• What needs to be done
Copy every one of the entries below verbatim, character for character.

————

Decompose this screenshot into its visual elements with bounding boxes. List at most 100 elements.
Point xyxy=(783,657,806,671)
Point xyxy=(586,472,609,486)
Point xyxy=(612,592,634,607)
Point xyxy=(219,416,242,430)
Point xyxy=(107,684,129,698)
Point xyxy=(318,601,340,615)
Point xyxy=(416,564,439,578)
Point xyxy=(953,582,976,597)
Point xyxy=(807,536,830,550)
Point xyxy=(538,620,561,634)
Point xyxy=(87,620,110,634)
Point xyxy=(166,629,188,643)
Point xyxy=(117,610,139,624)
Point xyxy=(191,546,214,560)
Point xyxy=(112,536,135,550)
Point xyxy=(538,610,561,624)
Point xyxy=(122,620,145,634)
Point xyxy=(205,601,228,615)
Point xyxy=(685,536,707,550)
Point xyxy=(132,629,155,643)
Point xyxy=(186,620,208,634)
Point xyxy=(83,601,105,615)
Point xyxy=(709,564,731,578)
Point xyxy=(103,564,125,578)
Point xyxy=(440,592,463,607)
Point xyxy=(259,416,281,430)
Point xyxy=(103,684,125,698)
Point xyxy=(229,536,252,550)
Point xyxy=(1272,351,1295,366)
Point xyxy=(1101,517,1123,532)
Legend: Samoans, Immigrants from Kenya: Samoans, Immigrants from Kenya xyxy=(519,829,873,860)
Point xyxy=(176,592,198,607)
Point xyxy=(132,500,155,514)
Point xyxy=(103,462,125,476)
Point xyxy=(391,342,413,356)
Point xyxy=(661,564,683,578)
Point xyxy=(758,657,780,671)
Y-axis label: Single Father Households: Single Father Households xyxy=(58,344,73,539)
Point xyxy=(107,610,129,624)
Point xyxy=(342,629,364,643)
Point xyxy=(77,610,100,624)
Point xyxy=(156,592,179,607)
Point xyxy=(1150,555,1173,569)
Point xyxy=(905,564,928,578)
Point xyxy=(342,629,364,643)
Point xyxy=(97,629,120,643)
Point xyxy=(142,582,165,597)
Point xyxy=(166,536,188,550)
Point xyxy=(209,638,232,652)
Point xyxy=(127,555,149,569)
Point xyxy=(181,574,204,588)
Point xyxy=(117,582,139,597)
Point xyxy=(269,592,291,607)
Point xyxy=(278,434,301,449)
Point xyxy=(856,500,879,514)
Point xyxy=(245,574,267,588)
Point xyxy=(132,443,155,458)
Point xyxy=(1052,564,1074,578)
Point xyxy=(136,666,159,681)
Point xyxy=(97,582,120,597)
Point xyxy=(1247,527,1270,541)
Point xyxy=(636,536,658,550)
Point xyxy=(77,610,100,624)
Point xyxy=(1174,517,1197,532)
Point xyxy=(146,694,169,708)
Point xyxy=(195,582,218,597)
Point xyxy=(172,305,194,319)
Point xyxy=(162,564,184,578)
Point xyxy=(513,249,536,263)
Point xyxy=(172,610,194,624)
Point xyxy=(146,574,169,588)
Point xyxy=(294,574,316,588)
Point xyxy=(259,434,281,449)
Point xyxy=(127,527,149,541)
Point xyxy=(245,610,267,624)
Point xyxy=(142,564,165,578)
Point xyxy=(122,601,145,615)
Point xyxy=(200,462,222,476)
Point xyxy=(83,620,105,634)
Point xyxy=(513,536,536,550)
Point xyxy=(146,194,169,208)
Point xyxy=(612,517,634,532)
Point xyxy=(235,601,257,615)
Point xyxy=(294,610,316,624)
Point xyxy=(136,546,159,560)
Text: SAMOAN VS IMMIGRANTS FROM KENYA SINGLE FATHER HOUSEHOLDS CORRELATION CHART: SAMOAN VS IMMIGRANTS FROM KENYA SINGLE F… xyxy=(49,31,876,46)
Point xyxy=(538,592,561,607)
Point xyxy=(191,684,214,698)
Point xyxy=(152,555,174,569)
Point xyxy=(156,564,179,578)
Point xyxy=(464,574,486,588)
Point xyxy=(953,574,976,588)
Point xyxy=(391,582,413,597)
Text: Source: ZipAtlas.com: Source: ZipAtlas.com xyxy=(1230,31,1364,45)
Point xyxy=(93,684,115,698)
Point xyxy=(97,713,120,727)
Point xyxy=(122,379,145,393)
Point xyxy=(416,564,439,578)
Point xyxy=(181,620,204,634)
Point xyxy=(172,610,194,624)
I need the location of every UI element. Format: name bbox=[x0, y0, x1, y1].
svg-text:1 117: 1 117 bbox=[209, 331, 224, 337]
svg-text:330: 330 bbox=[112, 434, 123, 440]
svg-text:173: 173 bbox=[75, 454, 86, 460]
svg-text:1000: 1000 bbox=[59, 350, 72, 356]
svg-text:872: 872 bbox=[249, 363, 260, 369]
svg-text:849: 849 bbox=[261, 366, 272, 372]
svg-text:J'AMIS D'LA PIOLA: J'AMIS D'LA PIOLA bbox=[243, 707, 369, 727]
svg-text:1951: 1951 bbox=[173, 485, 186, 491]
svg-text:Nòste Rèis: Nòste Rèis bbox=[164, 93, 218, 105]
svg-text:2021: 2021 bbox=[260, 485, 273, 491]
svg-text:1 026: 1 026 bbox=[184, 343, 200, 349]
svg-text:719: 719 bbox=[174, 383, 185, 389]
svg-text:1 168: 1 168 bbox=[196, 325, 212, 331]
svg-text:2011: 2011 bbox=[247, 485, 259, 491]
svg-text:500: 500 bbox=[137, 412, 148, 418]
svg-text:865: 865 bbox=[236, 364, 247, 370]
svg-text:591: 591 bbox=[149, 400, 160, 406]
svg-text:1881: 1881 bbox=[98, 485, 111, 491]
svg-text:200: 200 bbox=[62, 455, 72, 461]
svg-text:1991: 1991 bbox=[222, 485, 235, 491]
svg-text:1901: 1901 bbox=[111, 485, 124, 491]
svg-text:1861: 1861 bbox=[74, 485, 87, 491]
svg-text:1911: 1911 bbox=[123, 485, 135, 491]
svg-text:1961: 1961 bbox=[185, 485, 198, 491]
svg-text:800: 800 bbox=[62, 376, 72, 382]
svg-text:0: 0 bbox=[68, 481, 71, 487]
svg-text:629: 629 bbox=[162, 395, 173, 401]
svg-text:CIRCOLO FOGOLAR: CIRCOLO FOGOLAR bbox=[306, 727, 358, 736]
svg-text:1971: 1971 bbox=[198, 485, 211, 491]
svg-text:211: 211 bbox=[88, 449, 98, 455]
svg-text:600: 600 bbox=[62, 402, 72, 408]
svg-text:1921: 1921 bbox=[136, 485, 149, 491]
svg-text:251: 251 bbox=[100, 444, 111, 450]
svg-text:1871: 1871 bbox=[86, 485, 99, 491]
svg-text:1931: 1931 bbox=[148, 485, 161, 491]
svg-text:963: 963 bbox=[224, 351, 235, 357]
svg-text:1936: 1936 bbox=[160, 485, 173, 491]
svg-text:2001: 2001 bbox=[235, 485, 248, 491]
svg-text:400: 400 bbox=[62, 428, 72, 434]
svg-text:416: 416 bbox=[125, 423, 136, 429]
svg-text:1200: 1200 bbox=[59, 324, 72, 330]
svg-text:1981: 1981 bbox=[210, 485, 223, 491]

————

• Written solution
Decompose this screenshot into its visual elements with bounding boxes. List at most 100 elements.
Point xyxy=(783,657,806,671)
Point xyxy=(586,472,609,486)
Point xyxy=(612,592,634,607)
Point xyxy=(219,416,242,430)
Point xyxy=(107,684,129,698)
Point xyxy=(318,601,340,615)
Point xyxy=(416,564,439,578)
Point xyxy=(953,582,976,597)
Point xyxy=(807,536,830,550)
Point xyxy=(538,620,561,634)
Point xyxy=(87,620,110,634)
Point xyxy=(166,629,188,643)
Point xyxy=(117,610,139,624)
Point xyxy=(191,546,214,560)
Point xyxy=(112,536,135,550)
Point xyxy=(538,610,561,624)
Point xyxy=(122,620,145,634)
Point xyxy=(205,601,228,615)
Point xyxy=(685,536,707,550)
Point xyxy=(132,629,155,643)
Point xyxy=(186,620,208,634)
Point xyxy=(83,601,105,615)
Point xyxy=(709,564,731,578)
Point xyxy=(103,564,125,578)
Point xyxy=(440,592,463,607)
Point xyxy=(259,416,281,430)
Point xyxy=(103,684,125,698)
Point xyxy=(229,536,252,550)
Point xyxy=(1272,351,1295,366)
Point xyxy=(1101,517,1123,532)
Legend: Samoans, Immigrants from Kenya: Samoans, Immigrants from Kenya xyxy=(519,829,873,860)
Point xyxy=(176,592,198,607)
Point xyxy=(132,500,155,514)
Point xyxy=(103,462,125,476)
Point xyxy=(391,342,413,356)
Point xyxy=(661,564,683,578)
Point xyxy=(758,657,780,671)
Y-axis label: Single Father Households: Single Father Households xyxy=(58,344,73,539)
Point xyxy=(107,610,129,624)
Point xyxy=(342,629,364,643)
Point xyxy=(77,610,100,624)
Point xyxy=(156,592,179,607)
Point xyxy=(1150,555,1173,569)
Point xyxy=(905,564,928,578)
Point xyxy=(342,629,364,643)
Point xyxy=(97,629,120,643)
Point xyxy=(142,582,165,597)
Point xyxy=(166,536,188,550)
Point xyxy=(209,638,232,652)
Point xyxy=(127,555,149,569)
Point xyxy=(181,574,204,588)
Point xyxy=(117,582,139,597)
Point xyxy=(269,592,291,607)
Point xyxy=(278,434,301,449)
Point xyxy=(856,500,879,514)
Point xyxy=(245,574,267,588)
Point xyxy=(132,443,155,458)
Point xyxy=(1052,564,1074,578)
Point xyxy=(136,666,159,681)
Point xyxy=(97,582,120,597)
Point xyxy=(1247,527,1270,541)
Point xyxy=(636,536,658,550)
Point xyxy=(77,610,100,624)
Point xyxy=(1174,517,1197,532)
Point xyxy=(146,694,169,708)
Point xyxy=(195,582,218,597)
Point xyxy=(172,305,194,319)
Point xyxy=(162,564,184,578)
Point xyxy=(513,249,536,263)
Point xyxy=(172,610,194,624)
Point xyxy=(146,574,169,588)
Point xyxy=(294,574,316,588)
Point xyxy=(259,434,281,449)
Point xyxy=(127,527,149,541)
Point xyxy=(245,610,267,624)
Point xyxy=(142,564,165,578)
Point xyxy=(122,601,145,615)
Point xyxy=(200,462,222,476)
Point xyxy=(83,620,105,634)
Point xyxy=(513,536,536,550)
Point xyxy=(146,194,169,208)
Point xyxy=(612,517,634,532)
Point xyxy=(235,601,257,615)
Point xyxy=(294,610,316,624)
Point xyxy=(136,546,159,560)
Text: SAMOAN VS IMMIGRANTS FROM KENYA SINGLE FATHER HOUSEHOLDS CORRELATION CHART: SAMOAN VS IMMIGRANTS FROM KENYA SINGLE F… xyxy=(49,31,876,46)
Point xyxy=(538,592,561,607)
Point xyxy=(191,684,214,698)
Point xyxy=(152,555,174,569)
Point xyxy=(156,564,179,578)
Point xyxy=(464,574,486,588)
Point xyxy=(953,574,976,588)
Point xyxy=(391,582,413,597)
Text: Source: ZipAtlas.com: Source: ZipAtlas.com xyxy=(1230,31,1364,45)
Point xyxy=(93,684,115,698)
Point xyxy=(97,713,120,727)
Point xyxy=(122,379,145,393)
Point xyxy=(416,564,439,578)
Point xyxy=(181,620,204,634)
Point xyxy=(172,610,194,624)
I need the location of every UI element. Format: name bbox=[x0, y0, x1, y1].
svg-text:1 117: 1 117 bbox=[209, 331, 224, 337]
svg-text:330: 330 bbox=[112, 434, 123, 440]
svg-text:173: 173 bbox=[75, 454, 86, 460]
svg-text:1000: 1000 bbox=[59, 350, 72, 356]
svg-text:872: 872 bbox=[249, 363, 260, 369]
svg-text:849: 849 bbox=[261, 366, 272, 372]
svg-text:J'AMIS D'LA PIOLA: J'AMIS D'LA PIOLA bbox=[243, 707, 369, 727]
svg-text:1951: 1951 bbox=[173, 485, 186, 491]
svg-text:Nòste Rèis: Nòste Rèis bbox=[164, 93, 218, 105]
svg-text:2021: 2021 bbox=[260, 485, 273, 491]
svg-text:1 026: 1 026 bbox=[184, 343, 200, 349]
svg-text:719: 719 bbox=[174, 383, 185, 389]
svg-text:1 168: 1 168 bbox=[196, 325, 212, 331]
svg-text:2011: 2011 bbox=[247, 485, 259, 491]
svg-text:500: 500 bbox=[137, 412, 148, 418]
svg-text:865: 865 bbox=[236, 364, 247, 370]
svg-text:591: 591 bbox=[149, 400, 160, 406]
svg-text:1881: 1881 bbox=[98, 485, 111, 491]
svg-text:200: 200 bbox=[62, 455, 72, 461]
svg-text:1991: 1991 bbox=[222, 485, 235, 491]
svg-text:1901: 1901 bbox=[111, 485, 124, 491]
svg-text:1861: 1861 bbox=[74, 485, 87, 491]
svg-text:1911: 1911 bbox=[123, 485, 135, 491]
svg-text:1961: 1961 bbox=[185, 485, 198, 491]
svg-text:800: 800 bbox=[62, 376, 72, 382]
svg-text:0: 0 bbox=[68, 481, 71, 487]
svg-text:629: 629 bbox=[162, 395, 173, 401]
svg-text:CIRCOLO FOGOLAR: CIRCOLO FOGOLAR bbox=[306, 727, 358, 736]
svg-text:1971: 1971 bbox=[198, 485, 211, 491]
svg-text:211: 211 bbox=[88, 449, 98, 455]
svg-text:600: 600 bbox=[62, 402, 72, 408]
svg-text:1921: 1921 bbox=[136, 485, 149, 491]
svg-text:251: 251 bbox=[100, 444, 111, 450]
svg-text:1871: 1871 bbox=[86, 485, 99, 491]
svg-text:1931: 1931 bbox=[148, 485, 161, 491]
svg-text:963: 963 bbox=[224, 351, 235, 357]
svg-text:1936: 1936 bbox=[160, 485, 173, 491]
svg-text:2001: 2001 bbox=[235, 485, 248, 491]
svg-text:400: 400 bbox=[62, 428, 72, 434]
svg-text:416: 416 bbox=[125, 423, 136, 429]
svg-text:1200: 1200 bbox=[59, 324, 72, 330]
svg-text:1981: 1981 bbox=[210, 485, 223, 491]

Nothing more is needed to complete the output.